Re: [PATCH v2] kset: fix memory leak when kset_register() returns error

2022-10-24 Thread Greg KH
On Mon, Oct 24, 2022 at 10:39:44PM +0800, Yang Yingliang wrote:
> 
> On 2022/10/24 21:52, Greg KH wrote:
> > On Mon, Oct 24, 2022 at 08:19:10PM +0800, Yang Yingliang wrote:
> > > Inject fault while loading module, kset_register() may fail.
> > > If it fails, the name allocated by kobject_set_name() which
> > > is called before kset_register() is leaked, because refcount
> > > of kobject is hold in kset_init().
> > > 
> > > As a kset may be embedded in a larger structure which needs
> > > be freed in release() function or error path in callers, we
> > > can not call kset_put() in kset_register(), or it will cause
> > > double free, so just call kfree_const() to free the name and
> > > set it to NULL.

__________________________________________________

> **WRITTEN EXERCISE**
In the patch discussion, which function does the proposed fix call to free the name when kset_register() fails? The listing is unrelated to the patch discussion.

> **DATA PROVIDED**
__________________________________________________

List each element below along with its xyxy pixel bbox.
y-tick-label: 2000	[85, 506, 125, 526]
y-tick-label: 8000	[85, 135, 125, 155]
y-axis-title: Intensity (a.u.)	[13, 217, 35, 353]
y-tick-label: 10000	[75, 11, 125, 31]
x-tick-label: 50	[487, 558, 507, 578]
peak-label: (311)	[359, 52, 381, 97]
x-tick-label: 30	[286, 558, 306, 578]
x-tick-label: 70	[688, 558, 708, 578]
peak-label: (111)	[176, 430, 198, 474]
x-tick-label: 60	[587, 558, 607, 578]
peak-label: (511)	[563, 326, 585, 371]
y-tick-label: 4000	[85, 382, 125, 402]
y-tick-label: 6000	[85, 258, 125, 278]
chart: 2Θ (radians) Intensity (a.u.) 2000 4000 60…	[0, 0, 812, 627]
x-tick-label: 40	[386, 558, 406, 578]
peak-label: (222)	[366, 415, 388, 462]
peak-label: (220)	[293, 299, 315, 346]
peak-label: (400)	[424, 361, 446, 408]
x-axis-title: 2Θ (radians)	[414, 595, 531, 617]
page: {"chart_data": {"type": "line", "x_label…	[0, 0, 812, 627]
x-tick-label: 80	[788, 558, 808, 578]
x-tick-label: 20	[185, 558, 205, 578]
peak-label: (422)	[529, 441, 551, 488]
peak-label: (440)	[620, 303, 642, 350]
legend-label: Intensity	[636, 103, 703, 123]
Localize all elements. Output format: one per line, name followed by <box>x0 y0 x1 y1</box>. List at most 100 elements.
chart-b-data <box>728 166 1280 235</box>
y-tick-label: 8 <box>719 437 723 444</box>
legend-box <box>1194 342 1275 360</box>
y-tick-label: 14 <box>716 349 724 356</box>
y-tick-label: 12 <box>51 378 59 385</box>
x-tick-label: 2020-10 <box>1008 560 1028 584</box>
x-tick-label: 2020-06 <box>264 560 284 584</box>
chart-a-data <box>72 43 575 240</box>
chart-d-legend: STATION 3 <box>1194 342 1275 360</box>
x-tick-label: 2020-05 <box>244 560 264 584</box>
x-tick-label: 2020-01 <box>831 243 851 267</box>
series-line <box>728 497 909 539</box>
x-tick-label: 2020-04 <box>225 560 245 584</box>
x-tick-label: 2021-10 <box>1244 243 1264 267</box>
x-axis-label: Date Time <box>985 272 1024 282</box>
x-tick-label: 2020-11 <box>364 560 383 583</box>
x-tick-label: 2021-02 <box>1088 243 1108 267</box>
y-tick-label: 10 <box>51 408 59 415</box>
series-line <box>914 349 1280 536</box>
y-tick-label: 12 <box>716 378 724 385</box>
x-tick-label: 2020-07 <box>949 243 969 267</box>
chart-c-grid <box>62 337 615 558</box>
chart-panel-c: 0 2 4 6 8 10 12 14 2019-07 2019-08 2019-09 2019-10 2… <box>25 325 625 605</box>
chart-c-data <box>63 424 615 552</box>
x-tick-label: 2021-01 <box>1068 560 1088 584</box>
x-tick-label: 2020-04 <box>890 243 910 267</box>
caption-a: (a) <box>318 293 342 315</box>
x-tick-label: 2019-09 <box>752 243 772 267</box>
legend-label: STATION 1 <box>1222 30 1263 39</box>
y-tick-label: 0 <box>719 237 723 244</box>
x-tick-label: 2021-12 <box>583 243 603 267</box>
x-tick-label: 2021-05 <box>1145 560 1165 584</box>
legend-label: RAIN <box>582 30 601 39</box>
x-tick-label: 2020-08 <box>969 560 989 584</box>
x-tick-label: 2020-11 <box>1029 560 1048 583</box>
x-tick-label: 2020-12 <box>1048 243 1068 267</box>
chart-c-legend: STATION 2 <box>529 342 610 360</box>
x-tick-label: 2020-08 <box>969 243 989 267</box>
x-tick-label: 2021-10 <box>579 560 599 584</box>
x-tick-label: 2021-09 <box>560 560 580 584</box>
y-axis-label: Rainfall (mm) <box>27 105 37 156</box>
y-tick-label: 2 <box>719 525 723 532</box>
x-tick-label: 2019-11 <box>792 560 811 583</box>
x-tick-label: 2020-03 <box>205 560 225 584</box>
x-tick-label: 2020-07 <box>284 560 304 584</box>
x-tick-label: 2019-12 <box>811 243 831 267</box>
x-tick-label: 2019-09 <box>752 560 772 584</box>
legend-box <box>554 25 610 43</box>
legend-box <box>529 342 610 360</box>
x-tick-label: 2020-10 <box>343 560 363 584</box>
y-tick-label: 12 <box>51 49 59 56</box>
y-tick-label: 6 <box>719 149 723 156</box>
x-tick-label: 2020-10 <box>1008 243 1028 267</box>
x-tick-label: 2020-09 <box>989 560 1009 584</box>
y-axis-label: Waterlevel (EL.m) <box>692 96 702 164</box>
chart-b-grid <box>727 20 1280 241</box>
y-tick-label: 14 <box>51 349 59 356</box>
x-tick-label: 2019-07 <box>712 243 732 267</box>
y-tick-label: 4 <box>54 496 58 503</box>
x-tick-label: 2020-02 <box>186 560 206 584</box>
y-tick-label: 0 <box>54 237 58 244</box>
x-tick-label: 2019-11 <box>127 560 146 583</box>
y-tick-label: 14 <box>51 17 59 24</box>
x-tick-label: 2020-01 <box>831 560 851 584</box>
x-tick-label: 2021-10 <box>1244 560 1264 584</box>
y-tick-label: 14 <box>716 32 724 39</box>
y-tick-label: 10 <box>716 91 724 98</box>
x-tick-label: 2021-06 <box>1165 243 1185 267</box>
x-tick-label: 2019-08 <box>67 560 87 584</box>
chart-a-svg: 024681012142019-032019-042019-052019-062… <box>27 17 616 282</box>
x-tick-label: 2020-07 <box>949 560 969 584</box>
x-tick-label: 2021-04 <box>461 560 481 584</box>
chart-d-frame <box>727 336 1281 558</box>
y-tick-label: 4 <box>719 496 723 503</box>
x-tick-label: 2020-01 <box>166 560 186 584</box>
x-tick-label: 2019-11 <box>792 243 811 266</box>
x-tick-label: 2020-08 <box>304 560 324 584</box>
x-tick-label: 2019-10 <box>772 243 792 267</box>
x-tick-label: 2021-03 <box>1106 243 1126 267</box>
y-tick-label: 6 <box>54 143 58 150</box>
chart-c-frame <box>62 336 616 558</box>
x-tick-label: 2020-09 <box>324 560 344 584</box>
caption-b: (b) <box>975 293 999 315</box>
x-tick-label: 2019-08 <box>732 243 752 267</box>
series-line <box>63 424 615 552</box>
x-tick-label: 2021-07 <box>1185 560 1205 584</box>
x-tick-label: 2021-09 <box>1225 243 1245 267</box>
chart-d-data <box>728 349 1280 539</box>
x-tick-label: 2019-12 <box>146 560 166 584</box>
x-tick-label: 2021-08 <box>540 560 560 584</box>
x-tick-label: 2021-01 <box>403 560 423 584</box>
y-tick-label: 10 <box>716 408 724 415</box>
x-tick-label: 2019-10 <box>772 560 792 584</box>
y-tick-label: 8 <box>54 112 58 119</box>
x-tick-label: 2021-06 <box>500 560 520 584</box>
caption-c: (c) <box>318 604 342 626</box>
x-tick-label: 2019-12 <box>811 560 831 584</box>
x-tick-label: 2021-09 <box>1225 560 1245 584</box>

__________________________________________________

> **RESPONSE TO THIS EXERCISE**
kfree_const()